(Problem statement) Return each line that holds the word "ACROSS".

(Data extract)
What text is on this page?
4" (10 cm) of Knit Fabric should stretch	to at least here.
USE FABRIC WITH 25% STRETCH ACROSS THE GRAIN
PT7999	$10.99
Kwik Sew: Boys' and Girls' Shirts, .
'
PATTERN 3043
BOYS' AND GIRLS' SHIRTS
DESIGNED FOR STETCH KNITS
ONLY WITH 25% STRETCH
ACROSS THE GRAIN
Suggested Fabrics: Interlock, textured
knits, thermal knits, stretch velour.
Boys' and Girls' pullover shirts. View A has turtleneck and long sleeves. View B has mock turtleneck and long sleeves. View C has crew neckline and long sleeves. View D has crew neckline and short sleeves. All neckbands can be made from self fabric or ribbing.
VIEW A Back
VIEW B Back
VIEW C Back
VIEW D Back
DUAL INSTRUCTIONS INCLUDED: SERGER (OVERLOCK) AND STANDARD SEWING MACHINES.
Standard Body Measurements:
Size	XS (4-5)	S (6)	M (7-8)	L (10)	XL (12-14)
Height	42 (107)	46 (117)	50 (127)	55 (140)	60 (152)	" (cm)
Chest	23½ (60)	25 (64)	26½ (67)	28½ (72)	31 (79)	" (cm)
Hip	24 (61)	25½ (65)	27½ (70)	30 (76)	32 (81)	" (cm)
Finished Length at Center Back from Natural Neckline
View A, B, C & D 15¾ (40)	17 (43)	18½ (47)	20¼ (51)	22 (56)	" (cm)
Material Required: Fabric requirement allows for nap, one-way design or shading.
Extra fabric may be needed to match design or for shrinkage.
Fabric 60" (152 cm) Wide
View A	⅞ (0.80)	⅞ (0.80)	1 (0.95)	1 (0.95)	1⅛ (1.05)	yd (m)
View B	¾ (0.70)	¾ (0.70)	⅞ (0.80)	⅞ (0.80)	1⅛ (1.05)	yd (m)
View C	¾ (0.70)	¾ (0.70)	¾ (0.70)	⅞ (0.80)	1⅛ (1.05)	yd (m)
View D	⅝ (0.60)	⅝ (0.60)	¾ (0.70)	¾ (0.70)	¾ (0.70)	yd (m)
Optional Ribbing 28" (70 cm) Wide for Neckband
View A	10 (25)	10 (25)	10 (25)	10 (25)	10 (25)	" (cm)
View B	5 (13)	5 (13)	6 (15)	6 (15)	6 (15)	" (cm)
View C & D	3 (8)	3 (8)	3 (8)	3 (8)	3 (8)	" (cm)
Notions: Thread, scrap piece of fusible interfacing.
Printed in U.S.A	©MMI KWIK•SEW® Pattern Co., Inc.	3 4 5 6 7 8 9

(Result for this task)
USE FABRIC WITH 25% STRETCH ACROSS THE GRAIN
ACROSS THE GRAIN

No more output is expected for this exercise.